Can you copy the rows starting with the line that contains "logo-text: DEPOV [172,153,232,172]" and going on through the line that contains "triangle-back-icon [286,897,298,913]", swapping every "form-field-row" for "input-row" and leaving all else unchanged?

DATA SUPPLIED —
◇ ◇ ◇ ◇ ◇
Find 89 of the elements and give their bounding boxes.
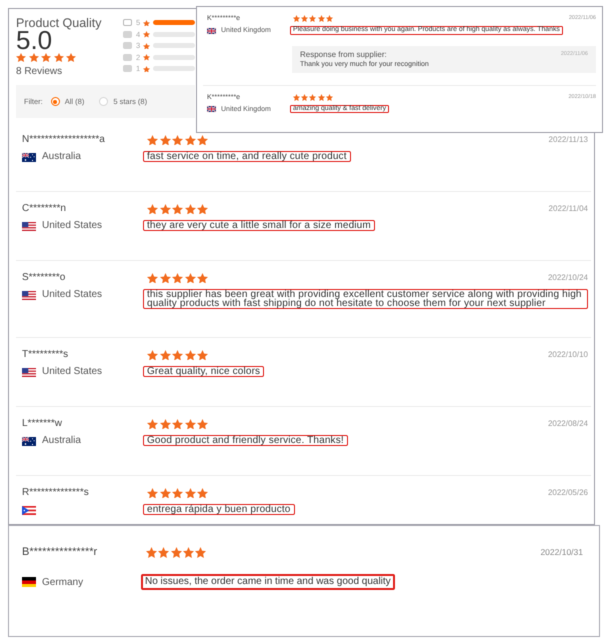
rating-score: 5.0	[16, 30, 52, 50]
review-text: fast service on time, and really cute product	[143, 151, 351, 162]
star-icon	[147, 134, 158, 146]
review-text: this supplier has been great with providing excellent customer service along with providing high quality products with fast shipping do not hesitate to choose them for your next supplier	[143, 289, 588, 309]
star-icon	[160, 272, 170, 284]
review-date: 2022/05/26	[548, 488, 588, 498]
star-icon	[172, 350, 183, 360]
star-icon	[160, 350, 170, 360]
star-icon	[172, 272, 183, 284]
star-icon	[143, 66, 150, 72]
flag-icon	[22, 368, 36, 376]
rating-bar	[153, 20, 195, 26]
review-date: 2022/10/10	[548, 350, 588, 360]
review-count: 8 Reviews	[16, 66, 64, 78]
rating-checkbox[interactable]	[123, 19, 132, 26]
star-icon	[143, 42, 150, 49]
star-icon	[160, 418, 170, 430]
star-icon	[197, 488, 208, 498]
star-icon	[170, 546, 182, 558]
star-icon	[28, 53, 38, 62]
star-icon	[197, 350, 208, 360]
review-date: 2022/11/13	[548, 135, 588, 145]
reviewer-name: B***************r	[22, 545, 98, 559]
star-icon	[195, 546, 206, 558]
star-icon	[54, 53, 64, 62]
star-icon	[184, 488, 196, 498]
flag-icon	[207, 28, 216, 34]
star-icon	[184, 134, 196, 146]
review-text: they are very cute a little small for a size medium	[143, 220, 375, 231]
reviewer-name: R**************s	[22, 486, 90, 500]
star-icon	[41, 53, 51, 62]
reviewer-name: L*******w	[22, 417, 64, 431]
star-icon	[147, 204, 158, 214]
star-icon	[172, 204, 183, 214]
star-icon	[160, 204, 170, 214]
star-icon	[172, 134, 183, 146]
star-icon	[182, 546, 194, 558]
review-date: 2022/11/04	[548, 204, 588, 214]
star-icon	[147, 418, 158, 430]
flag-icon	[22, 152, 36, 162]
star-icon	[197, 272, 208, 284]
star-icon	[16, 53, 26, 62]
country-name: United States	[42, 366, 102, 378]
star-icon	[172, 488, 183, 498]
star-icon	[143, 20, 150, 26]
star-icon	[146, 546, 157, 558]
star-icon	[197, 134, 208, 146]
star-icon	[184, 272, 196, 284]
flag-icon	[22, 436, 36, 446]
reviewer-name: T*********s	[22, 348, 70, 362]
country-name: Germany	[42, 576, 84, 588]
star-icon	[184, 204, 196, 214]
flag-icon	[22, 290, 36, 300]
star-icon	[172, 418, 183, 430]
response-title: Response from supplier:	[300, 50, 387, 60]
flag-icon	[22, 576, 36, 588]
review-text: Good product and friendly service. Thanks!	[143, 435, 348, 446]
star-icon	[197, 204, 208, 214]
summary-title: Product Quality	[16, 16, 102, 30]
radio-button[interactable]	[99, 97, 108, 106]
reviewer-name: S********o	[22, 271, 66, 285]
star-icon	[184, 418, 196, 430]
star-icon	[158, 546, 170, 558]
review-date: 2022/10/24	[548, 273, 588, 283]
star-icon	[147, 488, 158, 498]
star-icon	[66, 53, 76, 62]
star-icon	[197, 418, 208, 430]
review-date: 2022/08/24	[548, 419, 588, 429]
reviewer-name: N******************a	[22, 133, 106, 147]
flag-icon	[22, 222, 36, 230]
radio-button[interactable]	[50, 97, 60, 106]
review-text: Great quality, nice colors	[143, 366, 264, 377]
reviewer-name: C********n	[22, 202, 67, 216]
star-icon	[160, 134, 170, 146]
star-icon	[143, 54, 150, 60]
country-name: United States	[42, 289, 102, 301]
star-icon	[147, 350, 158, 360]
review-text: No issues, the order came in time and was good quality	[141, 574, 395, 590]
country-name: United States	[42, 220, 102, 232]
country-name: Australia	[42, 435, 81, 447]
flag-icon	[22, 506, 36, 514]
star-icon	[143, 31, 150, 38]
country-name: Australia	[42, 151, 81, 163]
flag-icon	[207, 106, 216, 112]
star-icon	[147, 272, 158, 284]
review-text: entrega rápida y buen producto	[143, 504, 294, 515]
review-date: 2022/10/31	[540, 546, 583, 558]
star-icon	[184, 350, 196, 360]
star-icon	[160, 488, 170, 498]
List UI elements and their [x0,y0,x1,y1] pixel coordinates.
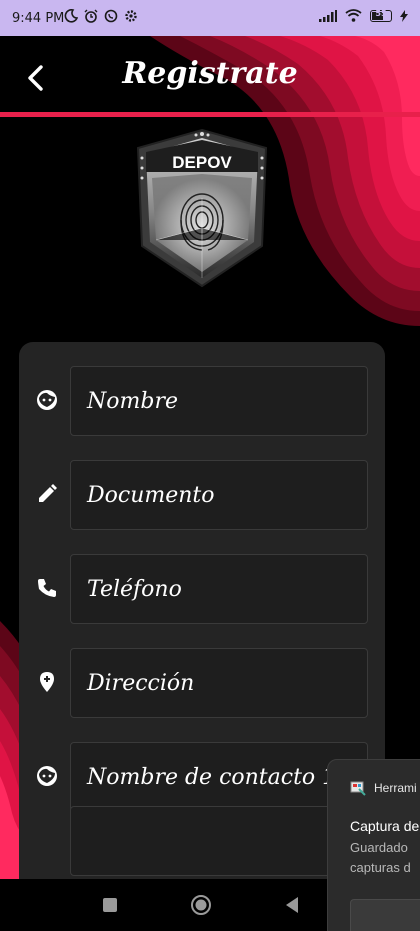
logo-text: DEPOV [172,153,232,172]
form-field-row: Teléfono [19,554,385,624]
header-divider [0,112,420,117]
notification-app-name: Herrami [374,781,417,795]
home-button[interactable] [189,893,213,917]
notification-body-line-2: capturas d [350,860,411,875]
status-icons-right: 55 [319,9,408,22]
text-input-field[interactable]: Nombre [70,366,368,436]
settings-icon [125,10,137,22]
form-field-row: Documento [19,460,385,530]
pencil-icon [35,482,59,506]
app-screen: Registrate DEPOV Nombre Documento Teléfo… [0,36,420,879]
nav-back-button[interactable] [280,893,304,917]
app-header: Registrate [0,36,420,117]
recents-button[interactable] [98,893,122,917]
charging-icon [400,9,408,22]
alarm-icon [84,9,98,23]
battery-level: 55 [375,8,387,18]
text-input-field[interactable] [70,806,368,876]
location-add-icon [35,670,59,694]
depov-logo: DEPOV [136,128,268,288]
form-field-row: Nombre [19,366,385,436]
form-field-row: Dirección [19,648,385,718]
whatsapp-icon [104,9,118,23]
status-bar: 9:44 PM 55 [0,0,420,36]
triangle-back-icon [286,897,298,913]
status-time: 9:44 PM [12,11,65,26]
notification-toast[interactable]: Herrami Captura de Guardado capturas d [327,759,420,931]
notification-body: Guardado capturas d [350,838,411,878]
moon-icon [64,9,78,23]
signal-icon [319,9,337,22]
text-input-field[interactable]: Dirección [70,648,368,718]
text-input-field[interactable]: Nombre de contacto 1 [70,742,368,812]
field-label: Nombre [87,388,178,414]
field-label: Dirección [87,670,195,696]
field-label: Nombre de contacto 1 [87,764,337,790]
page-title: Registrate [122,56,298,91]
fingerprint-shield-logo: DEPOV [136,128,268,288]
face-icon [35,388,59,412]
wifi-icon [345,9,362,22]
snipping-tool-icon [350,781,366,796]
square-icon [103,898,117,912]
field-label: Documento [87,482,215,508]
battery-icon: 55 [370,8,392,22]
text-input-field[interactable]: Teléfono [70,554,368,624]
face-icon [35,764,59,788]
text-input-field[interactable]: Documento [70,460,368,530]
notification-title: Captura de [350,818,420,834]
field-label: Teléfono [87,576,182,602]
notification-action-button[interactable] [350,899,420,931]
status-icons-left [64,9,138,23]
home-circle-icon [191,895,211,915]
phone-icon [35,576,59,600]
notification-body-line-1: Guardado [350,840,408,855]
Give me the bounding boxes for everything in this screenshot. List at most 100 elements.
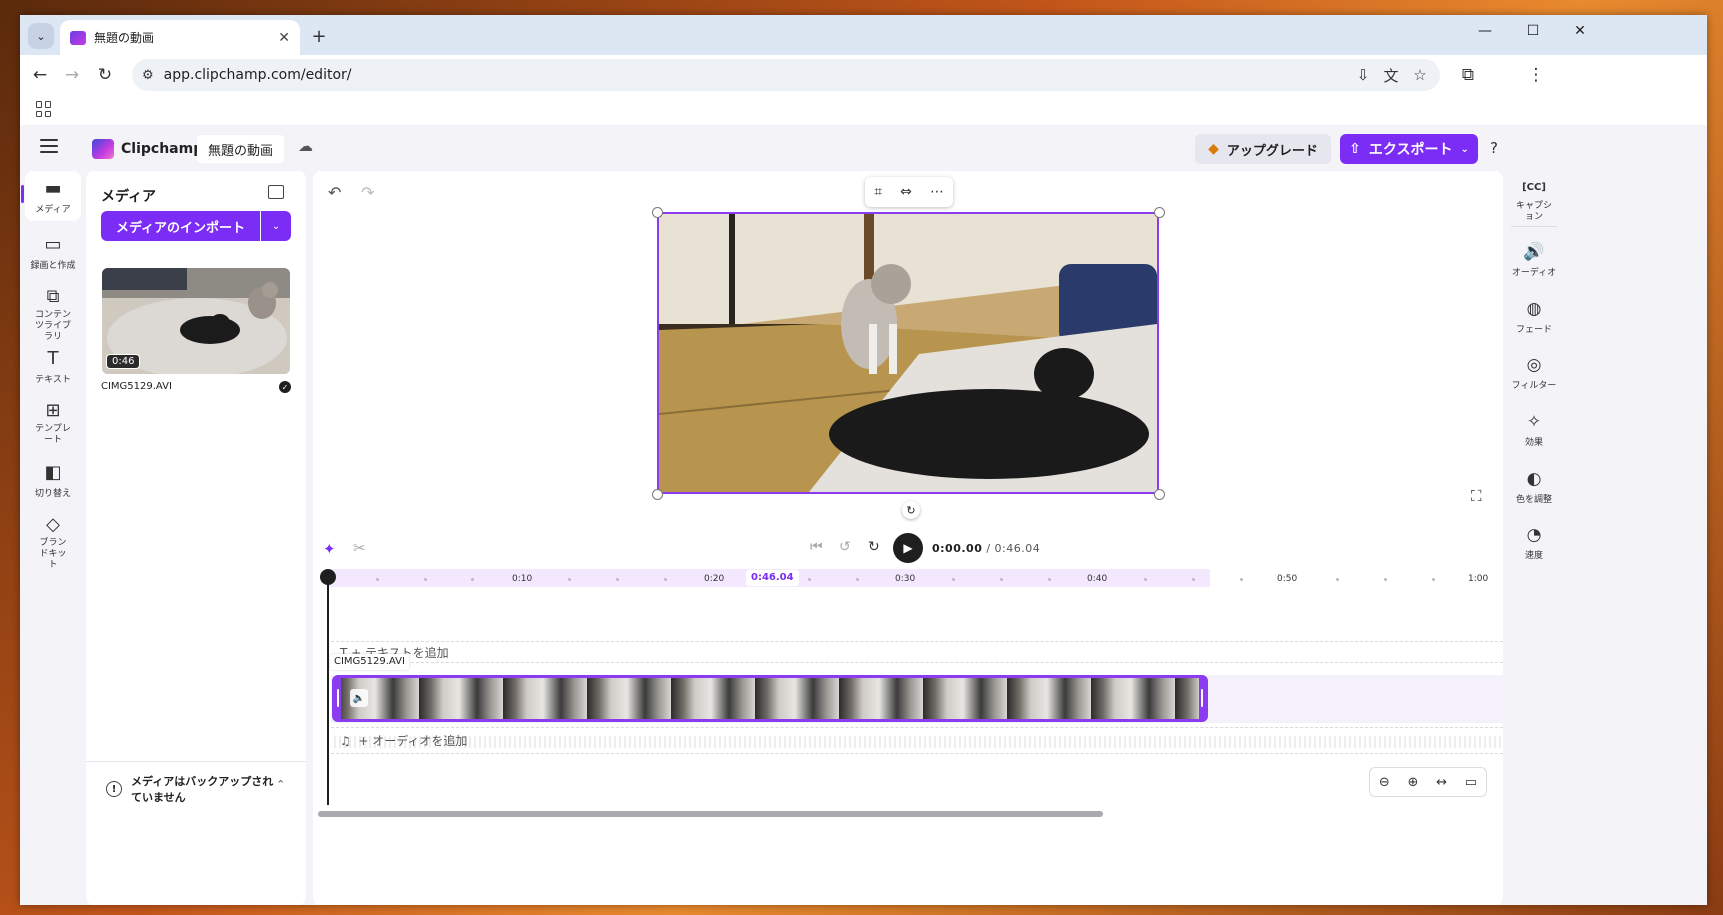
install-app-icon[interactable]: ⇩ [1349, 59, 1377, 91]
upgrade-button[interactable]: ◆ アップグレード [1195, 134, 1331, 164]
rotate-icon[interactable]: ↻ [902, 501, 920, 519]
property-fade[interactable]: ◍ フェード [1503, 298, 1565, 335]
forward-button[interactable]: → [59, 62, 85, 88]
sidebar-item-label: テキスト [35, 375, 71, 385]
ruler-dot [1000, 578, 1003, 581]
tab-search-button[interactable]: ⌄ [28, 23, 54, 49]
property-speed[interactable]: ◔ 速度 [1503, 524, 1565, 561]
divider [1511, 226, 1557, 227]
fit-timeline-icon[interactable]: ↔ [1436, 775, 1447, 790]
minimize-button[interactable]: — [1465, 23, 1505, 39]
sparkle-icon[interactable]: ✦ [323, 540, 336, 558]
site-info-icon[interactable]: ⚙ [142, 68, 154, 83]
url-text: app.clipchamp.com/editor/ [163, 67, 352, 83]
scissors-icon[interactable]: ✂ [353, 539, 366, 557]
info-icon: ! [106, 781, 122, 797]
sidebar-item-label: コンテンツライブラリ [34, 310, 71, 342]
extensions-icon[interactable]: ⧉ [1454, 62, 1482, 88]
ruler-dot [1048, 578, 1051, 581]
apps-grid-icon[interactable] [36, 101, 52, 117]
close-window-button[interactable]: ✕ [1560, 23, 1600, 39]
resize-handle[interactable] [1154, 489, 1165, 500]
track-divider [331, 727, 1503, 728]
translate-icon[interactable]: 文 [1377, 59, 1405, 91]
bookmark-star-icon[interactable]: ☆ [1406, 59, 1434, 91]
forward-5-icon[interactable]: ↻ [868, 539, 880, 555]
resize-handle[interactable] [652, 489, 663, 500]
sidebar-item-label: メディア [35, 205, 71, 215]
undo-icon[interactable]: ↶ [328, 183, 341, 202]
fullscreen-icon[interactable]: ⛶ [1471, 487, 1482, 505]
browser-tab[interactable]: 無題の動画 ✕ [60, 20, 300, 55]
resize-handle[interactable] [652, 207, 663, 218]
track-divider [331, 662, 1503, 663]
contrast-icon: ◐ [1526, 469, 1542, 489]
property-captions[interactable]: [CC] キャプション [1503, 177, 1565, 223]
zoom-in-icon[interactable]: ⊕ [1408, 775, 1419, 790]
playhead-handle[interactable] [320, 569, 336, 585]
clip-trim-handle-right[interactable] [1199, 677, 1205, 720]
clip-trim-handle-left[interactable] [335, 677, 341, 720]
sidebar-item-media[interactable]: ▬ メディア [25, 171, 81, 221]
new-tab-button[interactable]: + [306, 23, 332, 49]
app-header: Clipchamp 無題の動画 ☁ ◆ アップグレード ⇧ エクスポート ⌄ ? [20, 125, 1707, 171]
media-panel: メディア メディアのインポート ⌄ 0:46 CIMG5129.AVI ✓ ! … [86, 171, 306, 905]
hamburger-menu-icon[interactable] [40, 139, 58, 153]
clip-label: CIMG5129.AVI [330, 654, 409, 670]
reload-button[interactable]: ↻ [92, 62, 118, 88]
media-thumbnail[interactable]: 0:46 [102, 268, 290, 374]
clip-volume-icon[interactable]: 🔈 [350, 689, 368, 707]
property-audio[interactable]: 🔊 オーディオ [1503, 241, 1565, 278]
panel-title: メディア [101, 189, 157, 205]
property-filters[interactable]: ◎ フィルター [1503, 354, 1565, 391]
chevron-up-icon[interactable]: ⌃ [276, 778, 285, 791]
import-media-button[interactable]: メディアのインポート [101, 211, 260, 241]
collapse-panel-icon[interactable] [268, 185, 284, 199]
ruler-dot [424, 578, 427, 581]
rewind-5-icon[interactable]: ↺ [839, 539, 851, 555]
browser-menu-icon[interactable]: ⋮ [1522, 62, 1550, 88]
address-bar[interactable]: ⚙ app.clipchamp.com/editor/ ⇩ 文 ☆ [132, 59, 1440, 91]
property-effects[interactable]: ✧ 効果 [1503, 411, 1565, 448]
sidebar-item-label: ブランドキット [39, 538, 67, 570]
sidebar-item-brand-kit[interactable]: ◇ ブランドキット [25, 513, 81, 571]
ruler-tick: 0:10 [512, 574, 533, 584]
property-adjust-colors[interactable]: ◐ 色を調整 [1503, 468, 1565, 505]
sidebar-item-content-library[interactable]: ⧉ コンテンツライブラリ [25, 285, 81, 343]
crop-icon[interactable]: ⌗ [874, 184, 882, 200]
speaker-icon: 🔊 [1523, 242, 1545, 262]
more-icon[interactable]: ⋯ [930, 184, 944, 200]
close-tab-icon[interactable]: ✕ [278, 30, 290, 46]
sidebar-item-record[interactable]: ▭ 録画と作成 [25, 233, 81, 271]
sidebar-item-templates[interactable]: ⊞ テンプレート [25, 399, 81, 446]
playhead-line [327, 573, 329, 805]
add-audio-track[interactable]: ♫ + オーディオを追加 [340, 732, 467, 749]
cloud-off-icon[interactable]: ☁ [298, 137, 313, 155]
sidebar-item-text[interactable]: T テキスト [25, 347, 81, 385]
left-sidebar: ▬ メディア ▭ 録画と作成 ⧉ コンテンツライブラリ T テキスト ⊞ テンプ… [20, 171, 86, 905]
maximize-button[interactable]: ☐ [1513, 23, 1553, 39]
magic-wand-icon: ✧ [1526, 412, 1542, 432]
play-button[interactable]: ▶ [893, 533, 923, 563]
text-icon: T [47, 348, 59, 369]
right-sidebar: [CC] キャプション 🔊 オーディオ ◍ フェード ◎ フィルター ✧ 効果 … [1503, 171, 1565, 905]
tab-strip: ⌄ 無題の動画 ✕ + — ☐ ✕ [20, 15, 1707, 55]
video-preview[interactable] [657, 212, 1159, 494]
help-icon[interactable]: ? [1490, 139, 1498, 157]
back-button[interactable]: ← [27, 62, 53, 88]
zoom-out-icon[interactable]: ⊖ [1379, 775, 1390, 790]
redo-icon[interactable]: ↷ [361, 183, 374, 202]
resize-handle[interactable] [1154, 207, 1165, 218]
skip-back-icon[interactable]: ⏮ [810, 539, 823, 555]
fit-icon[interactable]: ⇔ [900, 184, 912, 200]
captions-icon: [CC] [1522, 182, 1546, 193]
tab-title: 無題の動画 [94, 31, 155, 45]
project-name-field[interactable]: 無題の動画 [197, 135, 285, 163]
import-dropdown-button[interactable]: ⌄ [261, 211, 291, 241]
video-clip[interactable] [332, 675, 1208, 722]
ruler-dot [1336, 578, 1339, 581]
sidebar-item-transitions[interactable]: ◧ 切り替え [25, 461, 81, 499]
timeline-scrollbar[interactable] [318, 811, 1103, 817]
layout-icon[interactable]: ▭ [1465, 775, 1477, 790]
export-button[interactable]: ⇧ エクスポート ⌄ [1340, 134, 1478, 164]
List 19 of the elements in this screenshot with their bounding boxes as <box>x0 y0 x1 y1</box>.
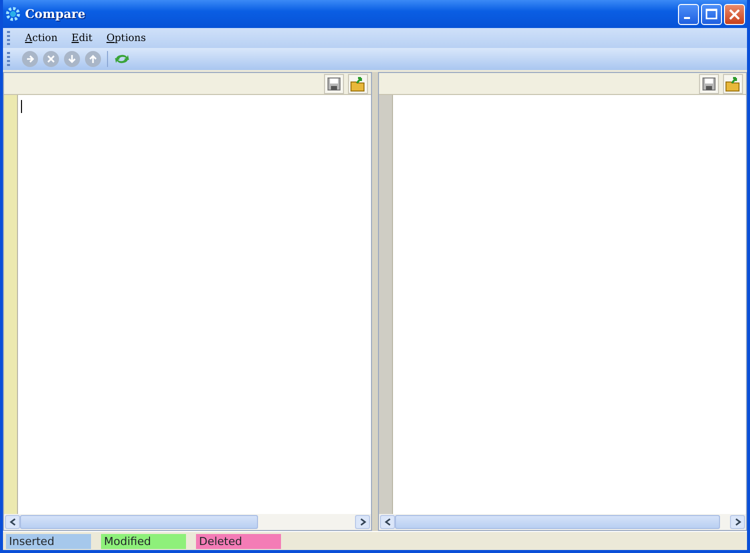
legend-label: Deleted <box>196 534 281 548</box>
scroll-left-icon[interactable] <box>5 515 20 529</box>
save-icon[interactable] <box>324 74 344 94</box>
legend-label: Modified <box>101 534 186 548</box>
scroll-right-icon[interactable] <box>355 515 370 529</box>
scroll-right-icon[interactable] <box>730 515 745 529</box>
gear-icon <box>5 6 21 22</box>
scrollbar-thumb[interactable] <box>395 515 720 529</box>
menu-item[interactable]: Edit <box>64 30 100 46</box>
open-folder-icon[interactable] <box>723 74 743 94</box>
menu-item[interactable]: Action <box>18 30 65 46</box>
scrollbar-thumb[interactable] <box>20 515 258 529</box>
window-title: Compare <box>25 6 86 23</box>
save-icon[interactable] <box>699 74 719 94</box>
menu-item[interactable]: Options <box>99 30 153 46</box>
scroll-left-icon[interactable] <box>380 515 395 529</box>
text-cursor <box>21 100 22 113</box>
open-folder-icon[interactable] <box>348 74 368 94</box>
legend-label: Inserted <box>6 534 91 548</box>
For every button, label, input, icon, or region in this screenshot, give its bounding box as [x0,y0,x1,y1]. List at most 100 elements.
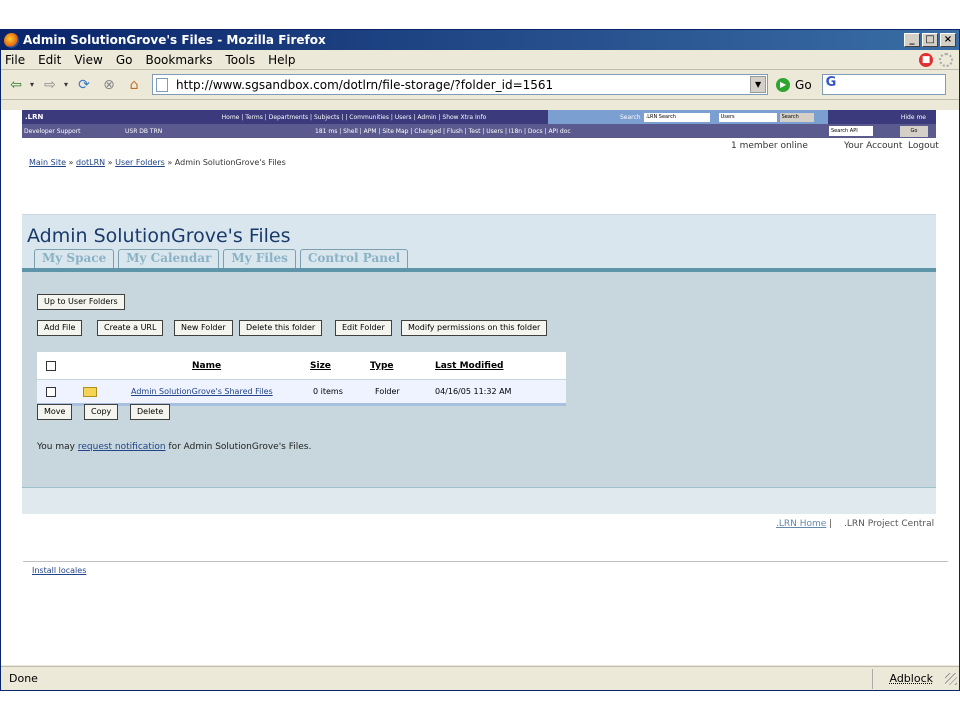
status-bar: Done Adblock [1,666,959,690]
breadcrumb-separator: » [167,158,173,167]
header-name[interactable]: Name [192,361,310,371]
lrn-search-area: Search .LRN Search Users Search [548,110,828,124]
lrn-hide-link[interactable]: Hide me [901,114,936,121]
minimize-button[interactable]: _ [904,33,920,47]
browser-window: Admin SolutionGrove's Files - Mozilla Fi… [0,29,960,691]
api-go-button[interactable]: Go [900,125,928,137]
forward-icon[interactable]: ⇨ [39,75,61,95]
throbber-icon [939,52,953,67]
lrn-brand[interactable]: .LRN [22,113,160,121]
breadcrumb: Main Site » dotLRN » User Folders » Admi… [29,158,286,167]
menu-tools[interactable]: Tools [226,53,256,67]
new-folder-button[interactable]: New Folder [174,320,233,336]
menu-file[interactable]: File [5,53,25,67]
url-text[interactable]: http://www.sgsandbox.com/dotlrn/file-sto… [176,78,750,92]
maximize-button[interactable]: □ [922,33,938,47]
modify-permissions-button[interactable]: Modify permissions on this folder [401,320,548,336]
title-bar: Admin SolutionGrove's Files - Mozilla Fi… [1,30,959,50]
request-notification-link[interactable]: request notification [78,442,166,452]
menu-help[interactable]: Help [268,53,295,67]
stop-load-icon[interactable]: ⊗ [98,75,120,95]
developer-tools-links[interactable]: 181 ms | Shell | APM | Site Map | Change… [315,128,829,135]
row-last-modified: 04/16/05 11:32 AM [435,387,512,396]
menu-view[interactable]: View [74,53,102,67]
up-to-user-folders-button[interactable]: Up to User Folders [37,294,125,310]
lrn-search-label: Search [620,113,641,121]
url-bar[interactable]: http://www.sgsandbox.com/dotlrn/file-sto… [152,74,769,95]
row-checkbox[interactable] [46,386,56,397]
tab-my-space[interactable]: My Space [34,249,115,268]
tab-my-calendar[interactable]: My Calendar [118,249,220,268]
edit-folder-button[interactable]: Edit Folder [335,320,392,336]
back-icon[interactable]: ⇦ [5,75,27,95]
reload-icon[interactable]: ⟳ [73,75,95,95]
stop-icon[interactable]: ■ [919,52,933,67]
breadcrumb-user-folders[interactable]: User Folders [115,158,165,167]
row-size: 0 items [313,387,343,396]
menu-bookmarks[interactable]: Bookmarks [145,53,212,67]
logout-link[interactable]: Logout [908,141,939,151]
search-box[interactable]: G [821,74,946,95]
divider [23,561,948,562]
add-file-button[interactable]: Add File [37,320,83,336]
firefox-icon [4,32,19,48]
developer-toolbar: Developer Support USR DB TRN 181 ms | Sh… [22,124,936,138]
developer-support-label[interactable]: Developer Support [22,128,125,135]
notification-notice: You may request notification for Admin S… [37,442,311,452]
◇ ◇ ◇ ◇ ◇
RESPONSE —
logo-text: DEPOV [172,153,232,172]
input-row: Teléfono [19,554,385,624]
header-divider [0,112,420,117]
notification-app-name: Herrami [374,781,417,795]
home-button[interactable] [189,893,213,917]
notification-body-line-2: capturas d [350,860,411,875]
status-icons-right: 55 [319,9,408,22]
text-input-field[interactable]: Nombre [70,366,368,436]
settings-icon [125,10,137,22]
input-row: Documento [19,460,385,530]
pencil-icon [35,482,59,506]
app-screen: Registrate DEPOV Nombre Documento Teléfo… [0,36,420,879]
nav-back-button[interactable] [280,893,304,917]
app-header: Registrate [0,36,420,117]
recents-button[interactable] [98,893,122,917]
charging-icon [400,9,408,22]
alarm-icon [84,9,98,23]
battery-level: 55 [375,8,387,18]
text-input-field[interactable] [70,806,368,876]
location-add-icon [35,670,59,694]
depov-logo: DEPOV [136,128,268,288]
input-row: Nombre [19,366,385,436]
input-row: Dirección [19,648,385,718]
whatsapp-icon [104,9,118,23]
status-bar: 9:44 PM 55 [0,0,420,36]
triangle-back-icon [286,897,298,913]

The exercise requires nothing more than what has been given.